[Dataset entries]
========================================

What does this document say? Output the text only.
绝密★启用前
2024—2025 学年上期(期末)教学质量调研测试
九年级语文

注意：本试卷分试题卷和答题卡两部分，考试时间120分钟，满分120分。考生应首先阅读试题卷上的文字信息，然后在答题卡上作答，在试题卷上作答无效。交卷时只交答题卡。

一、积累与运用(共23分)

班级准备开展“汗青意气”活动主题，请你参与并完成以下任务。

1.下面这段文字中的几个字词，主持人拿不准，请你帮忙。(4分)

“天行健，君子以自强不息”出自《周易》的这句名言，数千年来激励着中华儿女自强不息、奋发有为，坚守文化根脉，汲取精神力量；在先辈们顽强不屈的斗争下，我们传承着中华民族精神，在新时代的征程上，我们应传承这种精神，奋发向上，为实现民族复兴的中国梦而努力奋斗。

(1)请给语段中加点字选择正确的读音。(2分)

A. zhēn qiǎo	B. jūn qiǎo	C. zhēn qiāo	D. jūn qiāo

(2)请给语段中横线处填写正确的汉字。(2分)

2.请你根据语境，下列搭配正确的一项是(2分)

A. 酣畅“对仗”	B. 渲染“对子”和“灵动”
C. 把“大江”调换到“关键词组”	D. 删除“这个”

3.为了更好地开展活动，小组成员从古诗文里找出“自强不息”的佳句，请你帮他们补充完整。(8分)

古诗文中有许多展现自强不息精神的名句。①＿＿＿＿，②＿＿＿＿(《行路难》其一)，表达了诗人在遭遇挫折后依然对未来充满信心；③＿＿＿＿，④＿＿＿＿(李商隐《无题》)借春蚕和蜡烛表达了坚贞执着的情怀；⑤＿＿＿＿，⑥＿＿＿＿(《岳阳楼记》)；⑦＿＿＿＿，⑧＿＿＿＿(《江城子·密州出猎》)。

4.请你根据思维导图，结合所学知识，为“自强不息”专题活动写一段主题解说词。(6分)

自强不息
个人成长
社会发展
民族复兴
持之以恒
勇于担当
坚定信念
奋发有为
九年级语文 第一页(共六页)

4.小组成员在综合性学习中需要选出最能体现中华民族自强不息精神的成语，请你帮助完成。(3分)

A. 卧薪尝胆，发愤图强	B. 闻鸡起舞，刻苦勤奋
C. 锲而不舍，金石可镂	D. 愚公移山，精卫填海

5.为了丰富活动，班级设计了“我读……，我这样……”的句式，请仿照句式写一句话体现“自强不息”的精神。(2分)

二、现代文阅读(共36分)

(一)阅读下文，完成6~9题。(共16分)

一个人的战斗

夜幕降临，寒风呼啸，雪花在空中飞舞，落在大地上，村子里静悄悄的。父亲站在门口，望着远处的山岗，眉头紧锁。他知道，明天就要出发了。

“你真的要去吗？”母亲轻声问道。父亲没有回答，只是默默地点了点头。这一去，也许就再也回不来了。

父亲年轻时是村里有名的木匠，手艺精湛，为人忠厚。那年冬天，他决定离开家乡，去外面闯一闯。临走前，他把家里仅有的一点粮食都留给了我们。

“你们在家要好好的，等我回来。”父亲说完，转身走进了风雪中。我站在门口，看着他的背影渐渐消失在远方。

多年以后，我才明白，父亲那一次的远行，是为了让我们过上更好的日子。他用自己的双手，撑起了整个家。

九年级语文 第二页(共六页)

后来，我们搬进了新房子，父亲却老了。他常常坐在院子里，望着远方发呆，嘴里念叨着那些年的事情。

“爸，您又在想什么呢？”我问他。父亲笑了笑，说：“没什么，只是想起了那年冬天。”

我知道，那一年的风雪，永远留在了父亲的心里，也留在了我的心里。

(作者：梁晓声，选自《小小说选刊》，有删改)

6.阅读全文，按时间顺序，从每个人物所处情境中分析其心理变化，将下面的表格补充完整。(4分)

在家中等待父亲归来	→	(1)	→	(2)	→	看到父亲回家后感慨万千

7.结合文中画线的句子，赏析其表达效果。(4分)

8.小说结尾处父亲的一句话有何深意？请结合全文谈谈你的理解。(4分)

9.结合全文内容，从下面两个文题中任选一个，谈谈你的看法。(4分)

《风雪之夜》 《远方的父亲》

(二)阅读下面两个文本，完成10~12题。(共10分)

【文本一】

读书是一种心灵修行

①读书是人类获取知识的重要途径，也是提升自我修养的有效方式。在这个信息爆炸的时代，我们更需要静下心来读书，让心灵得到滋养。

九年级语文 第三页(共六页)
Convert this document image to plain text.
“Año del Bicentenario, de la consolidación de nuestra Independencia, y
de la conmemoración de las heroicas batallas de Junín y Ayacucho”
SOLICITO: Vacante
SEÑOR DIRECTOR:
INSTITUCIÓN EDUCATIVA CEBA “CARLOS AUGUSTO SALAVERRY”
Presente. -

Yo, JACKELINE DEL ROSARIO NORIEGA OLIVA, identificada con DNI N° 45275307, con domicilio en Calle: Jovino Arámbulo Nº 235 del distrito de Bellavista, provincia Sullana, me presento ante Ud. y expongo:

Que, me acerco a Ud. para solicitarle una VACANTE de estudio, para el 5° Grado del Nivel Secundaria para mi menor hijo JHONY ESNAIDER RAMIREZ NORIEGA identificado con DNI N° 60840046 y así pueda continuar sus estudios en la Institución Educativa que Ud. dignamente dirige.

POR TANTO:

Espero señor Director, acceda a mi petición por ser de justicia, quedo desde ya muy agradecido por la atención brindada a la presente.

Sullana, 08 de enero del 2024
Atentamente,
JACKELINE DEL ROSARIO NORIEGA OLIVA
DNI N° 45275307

========================================

▶ **AIM OF THE EXERCISE**
Return, word for word, every line from the line with "Convert this document image to plain text." to the final line of the data.

▶ **RESULT OF THE EXERCISE**
Convert this document image to plain text.
“Año del Bicentenario, de la consolidación de nuestra Independencia, y
de la conmemoración de las heroicas batallas de Junín y Ayacucho”
SOLICITO: Vacante
SEÑOR DIRECTOR:
INSTITUCIÓN EDUCATIVA CEBA “CARLOS AUGUSTO SALAVERRY”
Presente. -

Yo, JACKELINE DEL ROSARIO NORIEGA OLIVA, identificada con DNI N° 45275307, con domicilio en Calle: Jovino Arámbulo Nº 235 del distrito de Bellavista, provincia Sullana, me presento ante Ud. y expongo:

Que, me acerco a Ud. para solicitarle una VACANTE de estudio, para el 5° Grado del Nivel Secundaria para mi menor hijo JHONY ESNAIDER RAMIREZ NORIEGA identificado con DNI N° 60840046 y así pueda continuar sus estudios en la Institución Educativa que Ud. dignamente dirige.

POR TANTO:

Espero señor Director, acceda a mi petición por ser de justicia, quedo desde ya muy agradecido por la atención brindada a la presente.

Sullana, 08 de enero del 2024
Atentamente,
JACKELINE DEL ROSARIO NORIEGA OLIVA
DNI N° 45275307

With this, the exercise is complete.